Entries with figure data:
○ ○ ○

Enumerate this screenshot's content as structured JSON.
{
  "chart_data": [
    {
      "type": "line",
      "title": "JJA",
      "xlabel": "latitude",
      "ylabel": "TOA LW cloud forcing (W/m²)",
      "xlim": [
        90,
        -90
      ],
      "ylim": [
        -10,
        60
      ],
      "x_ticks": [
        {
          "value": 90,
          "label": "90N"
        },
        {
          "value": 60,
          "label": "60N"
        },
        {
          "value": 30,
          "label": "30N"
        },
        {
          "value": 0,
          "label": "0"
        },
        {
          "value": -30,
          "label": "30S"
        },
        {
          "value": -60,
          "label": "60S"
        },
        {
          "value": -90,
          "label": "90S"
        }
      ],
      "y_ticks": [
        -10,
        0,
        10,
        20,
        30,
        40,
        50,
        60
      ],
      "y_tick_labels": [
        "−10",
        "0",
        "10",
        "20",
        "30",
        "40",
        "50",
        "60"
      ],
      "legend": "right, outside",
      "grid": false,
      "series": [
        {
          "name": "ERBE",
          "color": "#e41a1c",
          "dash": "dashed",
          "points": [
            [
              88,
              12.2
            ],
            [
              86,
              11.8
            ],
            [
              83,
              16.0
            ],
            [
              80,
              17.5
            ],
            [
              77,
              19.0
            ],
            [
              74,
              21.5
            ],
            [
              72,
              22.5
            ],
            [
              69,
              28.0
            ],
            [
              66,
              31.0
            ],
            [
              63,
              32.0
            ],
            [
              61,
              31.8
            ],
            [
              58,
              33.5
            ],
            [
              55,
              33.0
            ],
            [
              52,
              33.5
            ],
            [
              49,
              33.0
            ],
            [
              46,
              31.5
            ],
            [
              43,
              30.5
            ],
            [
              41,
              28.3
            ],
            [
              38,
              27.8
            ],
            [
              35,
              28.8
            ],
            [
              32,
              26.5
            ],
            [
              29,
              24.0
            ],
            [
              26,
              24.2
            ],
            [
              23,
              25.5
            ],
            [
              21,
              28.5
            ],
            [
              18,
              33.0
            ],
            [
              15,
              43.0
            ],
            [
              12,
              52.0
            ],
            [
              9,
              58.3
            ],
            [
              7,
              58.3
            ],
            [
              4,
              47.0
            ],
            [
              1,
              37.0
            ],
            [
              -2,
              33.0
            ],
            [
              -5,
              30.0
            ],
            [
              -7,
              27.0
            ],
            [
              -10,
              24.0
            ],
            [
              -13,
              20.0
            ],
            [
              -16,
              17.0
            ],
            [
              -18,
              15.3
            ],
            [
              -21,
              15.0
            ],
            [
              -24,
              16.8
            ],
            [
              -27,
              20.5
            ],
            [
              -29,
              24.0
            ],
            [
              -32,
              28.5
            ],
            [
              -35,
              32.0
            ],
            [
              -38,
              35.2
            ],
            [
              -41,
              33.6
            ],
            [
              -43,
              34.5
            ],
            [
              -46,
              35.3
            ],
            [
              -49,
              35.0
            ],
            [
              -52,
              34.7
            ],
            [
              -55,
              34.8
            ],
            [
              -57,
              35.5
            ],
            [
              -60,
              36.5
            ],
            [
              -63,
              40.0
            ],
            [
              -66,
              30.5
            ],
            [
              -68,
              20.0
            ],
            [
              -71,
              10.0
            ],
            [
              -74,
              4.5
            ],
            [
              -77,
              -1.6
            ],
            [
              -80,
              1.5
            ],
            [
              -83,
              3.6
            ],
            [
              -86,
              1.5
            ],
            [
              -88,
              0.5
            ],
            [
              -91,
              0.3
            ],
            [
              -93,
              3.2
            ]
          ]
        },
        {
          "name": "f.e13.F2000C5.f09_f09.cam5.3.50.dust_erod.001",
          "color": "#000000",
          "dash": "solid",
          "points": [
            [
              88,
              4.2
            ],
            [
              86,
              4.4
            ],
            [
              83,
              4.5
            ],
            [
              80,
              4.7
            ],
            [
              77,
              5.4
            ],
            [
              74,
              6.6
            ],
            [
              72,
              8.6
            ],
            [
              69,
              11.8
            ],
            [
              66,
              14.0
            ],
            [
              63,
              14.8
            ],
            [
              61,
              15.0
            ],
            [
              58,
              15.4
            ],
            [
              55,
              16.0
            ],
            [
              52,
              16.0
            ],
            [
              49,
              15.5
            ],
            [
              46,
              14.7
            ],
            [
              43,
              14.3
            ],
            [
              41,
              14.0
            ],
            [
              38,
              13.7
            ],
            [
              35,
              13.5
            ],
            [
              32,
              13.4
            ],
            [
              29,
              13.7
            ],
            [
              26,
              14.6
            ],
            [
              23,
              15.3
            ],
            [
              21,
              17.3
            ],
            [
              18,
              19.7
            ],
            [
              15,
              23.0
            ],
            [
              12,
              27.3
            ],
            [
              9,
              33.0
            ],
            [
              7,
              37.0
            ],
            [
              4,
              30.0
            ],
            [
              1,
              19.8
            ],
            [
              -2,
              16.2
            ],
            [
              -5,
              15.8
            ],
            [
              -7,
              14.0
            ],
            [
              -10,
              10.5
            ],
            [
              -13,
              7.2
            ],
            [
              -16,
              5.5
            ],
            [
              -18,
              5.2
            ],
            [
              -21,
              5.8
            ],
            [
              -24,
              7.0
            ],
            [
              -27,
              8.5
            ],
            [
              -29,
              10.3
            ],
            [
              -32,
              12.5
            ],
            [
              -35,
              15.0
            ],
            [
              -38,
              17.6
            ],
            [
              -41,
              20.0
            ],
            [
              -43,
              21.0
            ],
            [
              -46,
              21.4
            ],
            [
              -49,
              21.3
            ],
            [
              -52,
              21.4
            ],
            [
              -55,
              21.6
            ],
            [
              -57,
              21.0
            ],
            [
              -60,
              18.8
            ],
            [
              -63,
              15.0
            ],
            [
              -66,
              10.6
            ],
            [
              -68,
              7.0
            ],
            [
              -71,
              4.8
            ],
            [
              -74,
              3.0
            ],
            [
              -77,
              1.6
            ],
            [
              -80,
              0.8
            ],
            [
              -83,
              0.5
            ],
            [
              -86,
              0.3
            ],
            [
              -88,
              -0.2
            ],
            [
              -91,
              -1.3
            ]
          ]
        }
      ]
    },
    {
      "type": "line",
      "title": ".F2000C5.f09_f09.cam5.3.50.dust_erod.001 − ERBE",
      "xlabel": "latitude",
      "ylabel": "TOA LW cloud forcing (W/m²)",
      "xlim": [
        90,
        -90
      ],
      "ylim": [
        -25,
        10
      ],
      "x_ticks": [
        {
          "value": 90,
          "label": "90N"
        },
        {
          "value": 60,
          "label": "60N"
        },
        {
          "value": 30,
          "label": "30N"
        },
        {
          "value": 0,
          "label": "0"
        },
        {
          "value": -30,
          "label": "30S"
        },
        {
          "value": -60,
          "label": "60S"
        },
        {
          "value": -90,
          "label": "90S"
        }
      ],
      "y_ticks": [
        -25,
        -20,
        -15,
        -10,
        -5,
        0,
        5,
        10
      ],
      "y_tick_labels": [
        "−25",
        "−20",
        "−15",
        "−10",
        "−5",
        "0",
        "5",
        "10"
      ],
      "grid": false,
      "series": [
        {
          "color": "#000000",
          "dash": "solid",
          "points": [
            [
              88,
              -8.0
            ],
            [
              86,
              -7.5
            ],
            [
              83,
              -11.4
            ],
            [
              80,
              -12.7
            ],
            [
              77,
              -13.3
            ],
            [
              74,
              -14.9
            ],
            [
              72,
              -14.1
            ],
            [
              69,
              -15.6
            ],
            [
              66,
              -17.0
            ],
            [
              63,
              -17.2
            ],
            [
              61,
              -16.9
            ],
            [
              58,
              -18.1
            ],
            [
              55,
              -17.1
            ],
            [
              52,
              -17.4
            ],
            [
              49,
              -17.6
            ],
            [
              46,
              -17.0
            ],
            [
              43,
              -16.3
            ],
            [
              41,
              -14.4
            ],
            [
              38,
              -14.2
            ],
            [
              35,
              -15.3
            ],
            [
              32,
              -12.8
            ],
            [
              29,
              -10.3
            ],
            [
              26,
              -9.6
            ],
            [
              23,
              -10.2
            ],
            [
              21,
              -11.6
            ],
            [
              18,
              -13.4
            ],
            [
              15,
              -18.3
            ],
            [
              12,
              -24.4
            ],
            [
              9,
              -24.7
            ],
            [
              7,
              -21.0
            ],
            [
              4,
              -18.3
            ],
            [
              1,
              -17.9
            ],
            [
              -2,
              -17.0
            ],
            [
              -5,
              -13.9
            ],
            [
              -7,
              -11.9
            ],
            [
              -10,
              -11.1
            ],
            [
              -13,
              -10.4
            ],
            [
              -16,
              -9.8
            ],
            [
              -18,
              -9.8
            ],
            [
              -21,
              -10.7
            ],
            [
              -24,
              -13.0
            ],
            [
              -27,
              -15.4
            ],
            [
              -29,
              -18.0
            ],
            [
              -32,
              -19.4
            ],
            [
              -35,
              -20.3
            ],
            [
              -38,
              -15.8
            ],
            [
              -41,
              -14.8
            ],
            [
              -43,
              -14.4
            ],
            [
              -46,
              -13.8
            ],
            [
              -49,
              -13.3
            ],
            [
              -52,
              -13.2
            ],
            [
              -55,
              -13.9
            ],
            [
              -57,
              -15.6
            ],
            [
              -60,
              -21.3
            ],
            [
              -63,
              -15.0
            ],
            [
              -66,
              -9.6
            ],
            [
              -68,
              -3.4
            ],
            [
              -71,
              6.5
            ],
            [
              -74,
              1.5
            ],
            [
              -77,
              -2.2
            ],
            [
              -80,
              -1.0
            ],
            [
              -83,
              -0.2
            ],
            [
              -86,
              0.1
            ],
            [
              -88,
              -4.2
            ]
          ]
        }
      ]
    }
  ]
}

○ ○ ○

Given instruction: State the number of lines in the records that contain the string "title", and nothing more.

Finished exercise: 2